=== 作業依頼 1 ===
株式市場の本文のうち、「ボラティリティが再び猛威を振」で始まり「緩和すると期待されています。」で終わる部分を、一字一句変えずに書き写してください。
=== 作業依頼 2 ===
株式市場の本文によると、1月24日にS&P500指数は、月中に付けた終値での最高値から一時何%安まで下落しましたか。

ボラティリティが再び猛威を振るい、債券自警団(当局の財政・金融政策によりインフレ懸念が生じると、投資家が債券を売ることで利回りを押し上げて警告を発すること)も姿は現したものの市場で優位に立つことはできず、日中の変動(1日の平均変動率は2.06%、2021年1月の平均は0.78%)がデイトレーダーを生み出しましたが、オプション戦略に高いプレミアムを支払ったデイトレーダーは「大敗」しました(ゲームを楽しむにはお金が必要ということです)。随所で取引のバランスが大きく崩れましたが、各企業からのガイダンスと無関係のものはほとんどありませんでした。また、資金の再配分やグロースからバリューへのシフトが進み、一部の銘柄では利益確定の動きが見られ(市場はまだ織り込んでいませんでした)、売りが買いを上回りました。こうした市場の動きは下落が一時的であることを示唆していますが、あえて「一時的」と表現する人はいませんでした。
1月のS&P500指数は、調整局面入りとされる水準(直近の高値から10%下落)を営業時間中に下回りました。具体的には24日に月中に付けた終値での最高値から一時11.97%安(月初からは11.40%安)まで下落しましたが、終値では調整局面の水準の手前で何とか踏みとどまりました(強気/弱気相場に入ったかどうかなどは終値で判断されます)。最大の問題はインフレ懸念であり、消費者物価指数(CPI)、生産者物価指数(PPI)、個人消費支出(PCE)といった各種指標は2022年のインフレ高進を示唆していますが、年末(選挙後との見方もあります)にはやや緩和すると期待されています。

=== 元データ ===
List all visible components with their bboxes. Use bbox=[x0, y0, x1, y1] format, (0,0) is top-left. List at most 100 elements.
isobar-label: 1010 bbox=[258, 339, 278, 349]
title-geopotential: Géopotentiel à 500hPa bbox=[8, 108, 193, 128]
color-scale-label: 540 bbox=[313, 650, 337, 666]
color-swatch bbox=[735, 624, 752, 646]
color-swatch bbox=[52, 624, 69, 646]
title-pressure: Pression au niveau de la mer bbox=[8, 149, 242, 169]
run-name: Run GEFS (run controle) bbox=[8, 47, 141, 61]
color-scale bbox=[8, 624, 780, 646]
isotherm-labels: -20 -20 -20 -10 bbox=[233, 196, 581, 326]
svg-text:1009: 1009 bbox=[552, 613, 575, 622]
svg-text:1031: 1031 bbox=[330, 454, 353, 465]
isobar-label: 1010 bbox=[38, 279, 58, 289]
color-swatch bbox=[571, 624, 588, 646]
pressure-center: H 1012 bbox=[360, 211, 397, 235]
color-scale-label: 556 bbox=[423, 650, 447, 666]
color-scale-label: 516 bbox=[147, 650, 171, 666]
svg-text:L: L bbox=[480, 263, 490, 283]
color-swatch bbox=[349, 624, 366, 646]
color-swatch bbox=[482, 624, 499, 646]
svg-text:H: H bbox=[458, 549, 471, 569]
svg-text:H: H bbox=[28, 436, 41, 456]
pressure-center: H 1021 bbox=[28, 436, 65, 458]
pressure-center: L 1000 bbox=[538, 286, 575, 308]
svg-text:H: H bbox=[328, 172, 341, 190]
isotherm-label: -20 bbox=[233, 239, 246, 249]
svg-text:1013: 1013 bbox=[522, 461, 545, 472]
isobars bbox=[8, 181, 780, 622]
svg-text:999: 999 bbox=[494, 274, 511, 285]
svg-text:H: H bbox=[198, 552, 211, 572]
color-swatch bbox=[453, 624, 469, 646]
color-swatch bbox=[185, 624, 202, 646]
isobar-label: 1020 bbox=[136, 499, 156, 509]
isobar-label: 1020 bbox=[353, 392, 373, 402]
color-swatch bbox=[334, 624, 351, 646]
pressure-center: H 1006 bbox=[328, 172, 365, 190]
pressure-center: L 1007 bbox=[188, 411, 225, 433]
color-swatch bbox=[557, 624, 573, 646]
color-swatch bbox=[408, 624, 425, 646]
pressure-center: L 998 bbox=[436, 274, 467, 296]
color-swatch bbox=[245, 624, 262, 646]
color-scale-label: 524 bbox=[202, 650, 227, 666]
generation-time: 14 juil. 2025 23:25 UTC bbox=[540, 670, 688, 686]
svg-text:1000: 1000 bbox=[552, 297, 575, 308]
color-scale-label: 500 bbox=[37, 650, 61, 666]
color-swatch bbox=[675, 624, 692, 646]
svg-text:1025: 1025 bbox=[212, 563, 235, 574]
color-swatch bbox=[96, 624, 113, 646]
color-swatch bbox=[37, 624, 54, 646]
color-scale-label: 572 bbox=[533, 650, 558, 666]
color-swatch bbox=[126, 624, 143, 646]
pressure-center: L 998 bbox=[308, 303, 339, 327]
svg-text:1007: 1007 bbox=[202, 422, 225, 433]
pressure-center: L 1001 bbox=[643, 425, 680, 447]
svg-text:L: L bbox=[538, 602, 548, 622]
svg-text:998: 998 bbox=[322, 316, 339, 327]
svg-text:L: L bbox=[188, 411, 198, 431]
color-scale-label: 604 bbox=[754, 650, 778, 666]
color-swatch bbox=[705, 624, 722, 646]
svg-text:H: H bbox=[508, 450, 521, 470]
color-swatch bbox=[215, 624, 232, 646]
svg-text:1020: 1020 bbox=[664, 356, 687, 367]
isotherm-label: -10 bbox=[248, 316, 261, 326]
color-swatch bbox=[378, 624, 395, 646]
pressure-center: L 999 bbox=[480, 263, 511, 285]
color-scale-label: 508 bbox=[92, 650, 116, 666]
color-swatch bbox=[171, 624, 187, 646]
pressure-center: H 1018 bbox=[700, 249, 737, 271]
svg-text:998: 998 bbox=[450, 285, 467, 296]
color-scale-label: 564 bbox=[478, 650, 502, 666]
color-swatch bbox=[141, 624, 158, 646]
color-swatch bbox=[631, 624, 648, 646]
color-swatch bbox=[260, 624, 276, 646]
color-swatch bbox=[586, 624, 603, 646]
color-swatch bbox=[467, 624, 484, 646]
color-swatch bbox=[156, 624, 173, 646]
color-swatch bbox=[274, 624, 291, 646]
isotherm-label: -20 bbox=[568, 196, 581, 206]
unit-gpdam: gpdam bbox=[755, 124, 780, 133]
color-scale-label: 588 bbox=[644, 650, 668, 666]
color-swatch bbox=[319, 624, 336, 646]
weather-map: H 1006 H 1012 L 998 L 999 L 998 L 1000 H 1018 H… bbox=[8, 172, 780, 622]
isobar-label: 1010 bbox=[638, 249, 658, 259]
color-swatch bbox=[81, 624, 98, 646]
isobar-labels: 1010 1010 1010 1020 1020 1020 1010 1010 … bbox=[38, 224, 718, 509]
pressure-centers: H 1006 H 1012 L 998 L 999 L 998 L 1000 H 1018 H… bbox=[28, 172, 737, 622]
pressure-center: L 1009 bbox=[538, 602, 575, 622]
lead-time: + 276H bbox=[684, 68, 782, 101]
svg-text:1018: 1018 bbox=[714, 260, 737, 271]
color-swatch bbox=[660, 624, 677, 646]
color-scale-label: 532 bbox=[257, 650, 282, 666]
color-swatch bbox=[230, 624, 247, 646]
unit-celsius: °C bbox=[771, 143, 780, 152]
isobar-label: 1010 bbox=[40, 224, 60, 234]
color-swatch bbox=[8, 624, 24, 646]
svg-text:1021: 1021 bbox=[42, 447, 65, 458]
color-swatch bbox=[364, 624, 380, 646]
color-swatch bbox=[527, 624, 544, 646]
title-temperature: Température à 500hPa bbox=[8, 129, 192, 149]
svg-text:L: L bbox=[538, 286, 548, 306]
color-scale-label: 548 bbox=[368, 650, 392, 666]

=== 最終回答 1 ===
ボラティリティが再び猛威を振るい、債券自警団(当局の財政・金融政策によりインフレ懸念が生じると、投資家が債券を売ることで利回りを押し上げて警告を発すること)も姿は現したものの市場で優位に立つことはできず、日中の変動(1日の平均変動率は2.06%、2021年1月の平均は0.78%)がデイトレーダーを生み出しましたが、オプション戦略に高いプレミアムを支払ったデイトレーダーは「大敗」しました(ゲームを楽しむにはお金が必要ということです)。随所で取引のバランスが大きく崩れましたが、各企業からのガイダンスと無関係のものはほとんどありませんでした。また、資金の再配分やグロースからバリューへのシフトが進み、一部の銘柄では利益確定の動きが見られ(市場はまだ織り込んでいませんでした)、売りが買いを上回りました。こうした市場の動きは下落が一時的であることを示唆していますが、あえて「一時的」と表現する人はいませんでした。
1月のS&P500指数は、調整局面入りとされる水準(直近の高値から10%下落)を営業時間中に下回りました。具体的には24日に月中に付けた終値での最高値から一時11.97%安(月初からは11.40%安)まで下落しましたが、終値では調整局面の水準の手前で何とか踏みとどまりました(強気/弱気相場に入ったかどうかなどは終値で判断されます)。最大の問題はインフレ懸念であり、消費者物価指数(CPI)、生産者物価指数(PPI)、個人消費支出(PCE)といった各種指標は2022年のインフレ高進を示唆していますが、年末(選挙後との見方もあります)にはやや緩和すると期待されています。

=== 最終回答 2 ===
一時11.97%安まで下落しました。